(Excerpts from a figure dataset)
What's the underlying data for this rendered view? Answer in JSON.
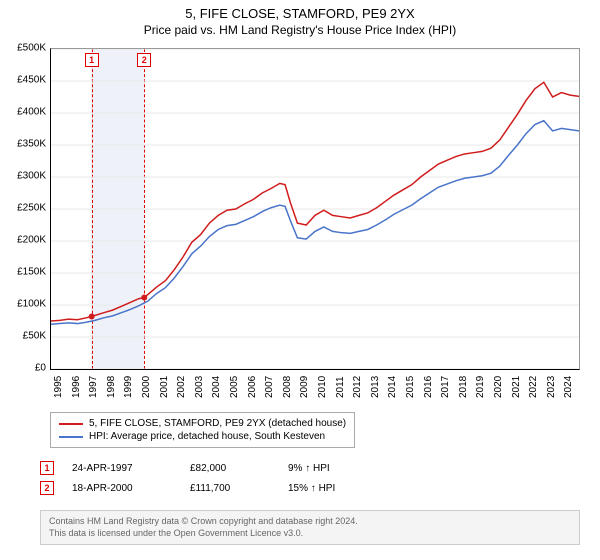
{
  "title": "5, FIFE CLOSE, STAMFORD, PE9 2YX",
  "subtitle": "Price paid vs. HM Land Registry's House Price Index (HPI)",
  "chart": {
    "type": "line",
    "background_color": "#ffffff",
    "grid_color": "#e8e8e8",
    "axis_color": "#000000",
    "title_fontsize": 13,
    "label_fontsize": 10,
    "x": {
      "min": 1995,
      "max": 2025,
      "ticks": [
        1995,
        1996,
        1997,
        1998,
        1999,
        2000,
        2001,
        2002,
        2003,
        2004,
        2005,
        2006,
        2007,
        2008,
        2009,
        2010,
        2011,
        2012,
        2013,
        2014,
        2015,
        2016,
        2017,
        2018,
        2019,
        2020,
        2021,
        2022,
        2023,
        2024
      ]
    },
    "y": {
      "min": 0,
      "max": 500000,
      "ticks": [
        0,
        50000,
        100000,
        150000,
        200000,
        250000,
        300000,
        350000,
        400000,
        450000,
        500000
      ],
      "tick_labels": [
        "£0",
        "£50K",
        "£100K",
        "£150K",
        "£200K",
        "£250K",
        "£300K",
        "£350K",
        "£400K",
        "£450K",
        "£500K"
      ]
    },
    "band": {
      "from": 1997.3,
      "to": 2000.3,
      "color": "#eef2f8"
    },
    "markers": [
      {
        "label": "1",
        "x": 1997.31,
        "y": 82000
      },
      {
        "label": "2",
        "x": 2000.3,
        "y": 111700
      }
    ],
    "series": [
      {
        "name": "price",
        "label": "5, FIFE CLOSE, STAMFORD, PE9 2YX (detached house)",
        "color": "#d01c1c",
        "width": 1.5,
        "points": [
          [
            1995,
            75000
          ],
          [
            1995.5,
            76000
          ],
          [
            1996,
            78000
          ],
          [
            1996.5,
            77000
          ],
          [
            1997,
            80000
          ],
          [
            1997.3,
            82000
          ],
          [
            1998,
            88000
          ],
          [
            1998.5,
            92000
          ],
          [
            1999,
            98000
          ],
          [
            1999.5,
            104000
          ],
          [
            2000,
            110000
          ],
          [
            2000.3,
            111700
          ],
          [
            2001,
            128000
          ],
          [
            2001.5,
            138000
          ],
          [
            2002,
            155000
          ],
          [
            2002.5,
            175000
          ],
          [
            2003,
            198000
          ],
          [
            2003.5,
            210000
          ],
          [
            2004,
            228000
          ],
          [
            2004.5,
            240000
          ],
          [
            2005,
            248000
          ],
          [
            2005.5,
            250000
          ],
          [
            2006,
            258000
          ],
          [
            2006.5,
            265000
          ],
          [
            2007,
            275000
          ],
          [
            2007.5,
            282000
          ],
          [
            2008,
            290000
          ],
          [
            2008.3,
            288000
          ],
          [
            2008.6,
            260000
          ],
          [
            2009,
            228000
          ],
          [
            2009.5,
            225000
          ],
          [
            2010,
            240000
          ],
          [
            2010.5,
            248000
          ],
          [
            2011,
            240000
          ],
          [
            2011.5,
            238000
          ],
          [
            2012,
            236000
          ],
          [
            2012.5,
            240000
          ],
          [
            2013,
            244000
          ],
          [
            2013.5,
            252000
          ],
          [
            2014,
            262000
          ],
          [
            2014.5,
            272000
          ],
          [
            2015,
            280000
          ],
          [
            2015.5,
            288000
          ],
          [
            2016,
            300000
          ],
          [
            2016.5,
            310000
          ],
          [
            2017,
            320000
          ],
          [
            2017.5,
            326000
          ],
          [
            2018,
            332000
          ],
          [
            2018.5,
            336000
          ],
          [
            2019,
            338000
          ],
          [
            2019.5,
            340000
          ],
          [
            2020,
            345000
          ],
          [
            2020.5,
            358000
          ],
          [
            2021,
            378000
          ],
          [
            2021.5,
            398000
          ],
          [
            2022,
            420000
          ],
          [
            2022.5,
            438000
          ],
          [
            2023,
            448000
          ],
          [
            2023.5,
            425000
          ],
          [
            2024,
            432000
          ],
          [
            2024.5,
            428000
          ],
          [
            2025,
            426000
          ]
        ]
      },
      {
        "name": "hpi",
        "label": "HPI: Average price, detached house, South Kesteven",
        "color": "#4a74c9",
        "width": 1.5,
        "points": [
          [
            1995,
            70000
          ],
          [
            1995.5,
            71000
          ],
          [
            1996,
            72000
          ],
          [
            1996.5,
            71000
          ],
          [
            1997,
            73000
          ],
          [
            1997.5,
            76000
          ],
          [
            1998,
            80000
          ],
          [
            1998.5,
            83000
          ],
          [
            1999,
            88000
          ],
          [
            1999.5,
            93000
          ],
          [
            2000,
            99000
          ],
          [
            2000.5,
            106000
          ],
          [
            2001,
            118000
          ],
          [
            2001.5,
            127000
          ],
          [
            2002,
            142000
          ],
          [
            2002.5,
            160000
          ],
          [
            2003,
            180000
          ],
          [
            2003.5,
            192000
          ],
          [
            2004,
            207000
          ],
          [
            2004.5,
            218000
          ],
          [
            2005,
            224000
          ],
          [
            2005.5,
            226000
          ],
          [
            2006,
            232000
          ],
          [
            2006.5,
            238000
          ],
          [
            2007,
            246000
          ],
          [
            2007.5,
            252000
          ],
          [
            2008,
            256000
          ],
          [
            2008.3,
            254000
          ],
          [
            2008.6,
            232000
          ],
          [
            2009,
            205000
          ],
          [
            2009.5,
            203000
          ],
          [
            2010,
            215000
          ],
          [
            2010.5,
            222000
          ],
          [
            2011,
            215000
          ],
          [
            2011.5,
            213000
          ],
          [
            2012,
            212000
          ],
          [
            2012.5,
            215000
          ],
          [
            2013,
            218000
          ],
          [
            2013.5,
            225000
          ],
          [
            2014,
            233000
          ],
          [
            2014.5,
            242000
          ],
          [
            2015,
            249000
          ],
          [
            2015.5,
            256000
          ],
          [
            2016,
            266000
          ],
          [
            2016.5,
            275000
          ],
          [
            2017,
            284000
          ],
          [
            2017.5,
            289000
          ],
          [
            2018,
            294000
          ],
          [
            2018.5,
            298000
          ],
          [
            2019,
            300000
          ],
          [
            2019.5,
            302000
          ],
          [
            2020,
            306000
          ],
          [
            2020.5,
            317000
          ],
          [
            2021,
            334000
          ],
          [
            2021.5,
            350000
          ],
          [
            2022,
            368000
          ],
          [
            2022.5,
            382000
          ],
          [
            2023,
            388000
          ],
          [
            2023.5,
            372000
          ],
          [
            2024,
            376000
          ],
          [
            2024.5,
            374000
          ],
          [
            2025,
            372000
          ]
        ]
      }
    ]
  },
  "sales": [
    {
      "idx": "1",
      "date": "24-APR-1997",
      "price": "£82,000",
      "delta": "9% ↑ HPI"
    },
    {
      "idx": "2",
      "date": "18-APR-2000",
      "price": "£111,700",
      "delta": "15% ↑ HPI"
    }
  ],
  "footer": {
    "l1": "Contains HM Land Registry data © Crown copyright and database right 2024.",
    "l2": "This data is licensed under the Open Government Licence v3.0."
  },
  "legend": {
    "border_color": "#aaaaaa"
  },
  "marker_style": {
    "border_color": "#d01c1c",
    "text_color": "#d01c1c"
  }
}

▸ JOB:
Pull every line containing "CLOSE" out of the records.

▸ EXERCISE SOLUTION:
  "title": "5, FIFE CLOSE, STAMFORD, PE9 2YX",
        "label": "5, FIFE CLOSE, STAMFORD, PE9 2YX (detached house)",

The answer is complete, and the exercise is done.